- _AIM OF THE TASK_: Go through the listing below and gather every line with the word "Authorised".

====== RECORDS PROVIDED ======

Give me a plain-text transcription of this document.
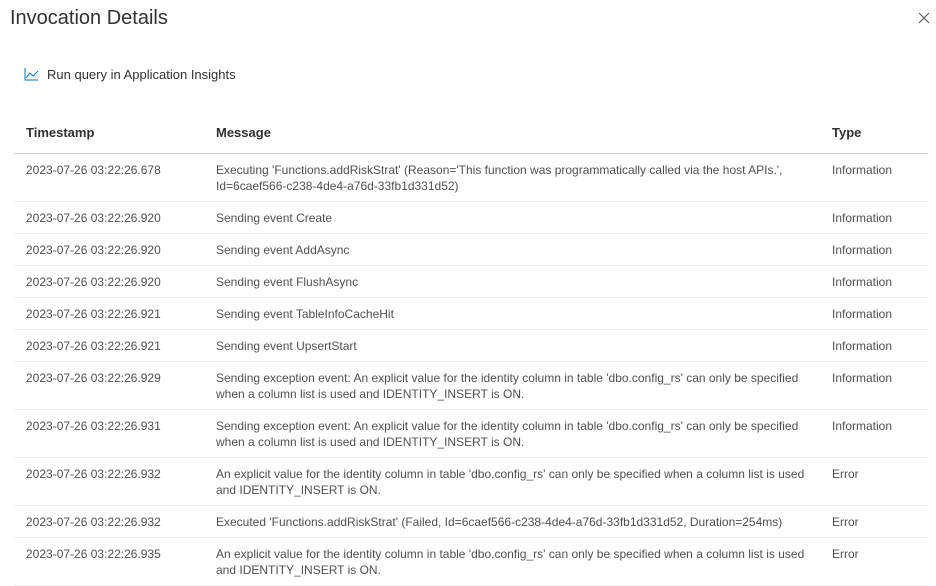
Invocation Details
Run query in Application Insights
Timestamp	Message	Type
2023-07-26 03:22:26.678	Executing 'Functions.addRiskStrat' (Reason='This function was programmatically called via the host APIs.', Id=6caef566-c238-4de4-a76d-33fb1d331d52)	Information
2023-07-26 03:22:26.920	Sending event Create	Information
2023-07-26 03:22:26.920	Sending event AddAsync	Information
2023-07-26 03:22:26.920	Sending event FlushAsync	Information
2023-07-26 03:22:26.921	Sending event TableInfoCacheHit	Information
2023-07-26 03:22:26.921	Sending event UpsertStart	Information
2023-07-26 03:22:26.929	Sending exception event: An explicit value for the identity column in table 'dbo.config_rs' can only be specified when a column list is used and IDENTITY_INSERT is ON.	Information
2023-07-26 03:22:26.931	Sending exception event: An explicit value for the identity column in table 'dbo.config_rs' can only be specified when a column list is used and IDENTITY_INSERT is ON.	Information
2023-07-26 03:22:26.932	An explicit value for the identity column in table 'dbo.config_rs' can only be specified when a column list is used and IDENTITY_INSERT is ON.	Error
2023-07-26 03:22:26.932	Executed 'Functions.addRiskStrat' (Failed, Id=6caef566-c238-4de4-a76d-33fb1d331d52, Duration=254ms)	Error
2023-07-26 03:22:26.935	An explicit value for the identity column in table 'dbo.config_rs' can only be specified when a column list is used and IDENTITY_INSERT is ON.	Error
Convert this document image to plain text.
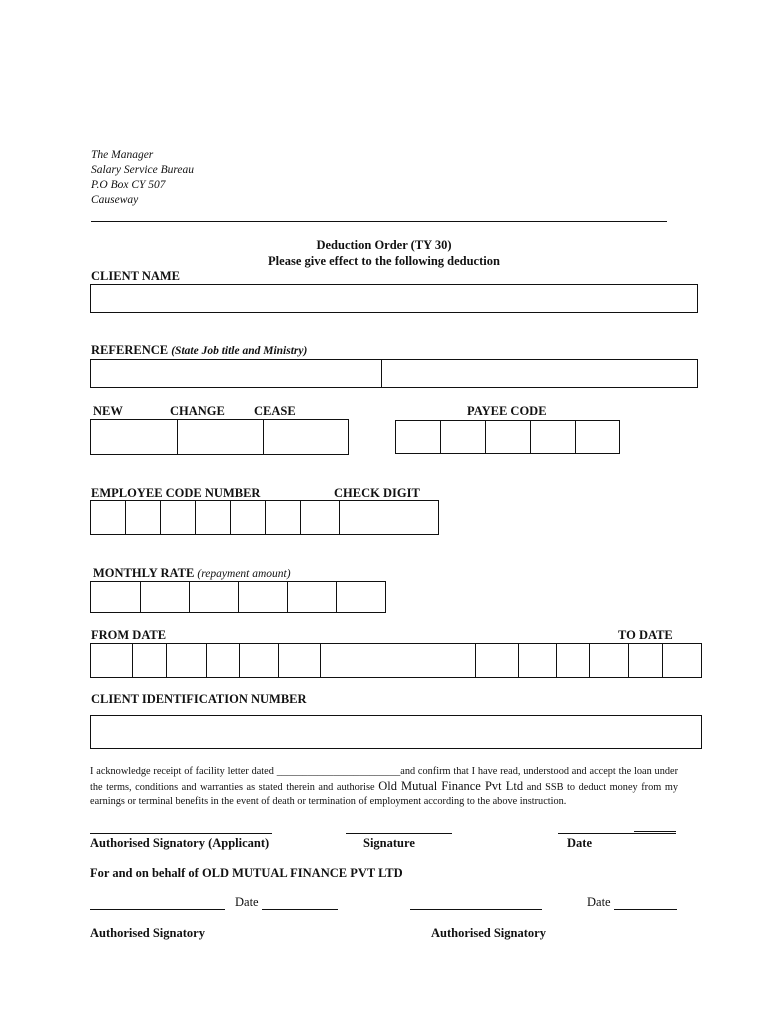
The Manager
Salary Service Bureau
P.O Box CY 507
Causeway
Deduction Order (TY 30)
Please give effect to the following deduction
CLIENT NAME
REFERENCE (State Job title and Ministry)
NEW	CHANGE CEASE	PAYEE CODE
EMPLOYEE CODE NUMBER	CHECK DIGIT
MONTHLY RATE (repayment amount)
FROM DATE	TO DATE
CLIENT IDENTIFICATION NUMBER
I acknowledge receipt of facility letter dated ________________________and confirm that I have read, understood and accept the loan under the terms, conditions and warranties as stated therein and authorise Old Mutual Finance Pvt Ltd and SSB to deduct money from my earnings or terminal benefits in the event of death or termination of employment according to the above instruction.
Authorised Signatory (Applicant)	Signature	Date
For and on behalf of OLD MUTUAL FINANCE PVT LTD
Date	Date
Authorised Signatory	Authorised Signatory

======

- _EXERCISE RESULT_:
Authorised Signatory (Applicant)	Signature	Date
Authorised Signatory	Authorised Signatory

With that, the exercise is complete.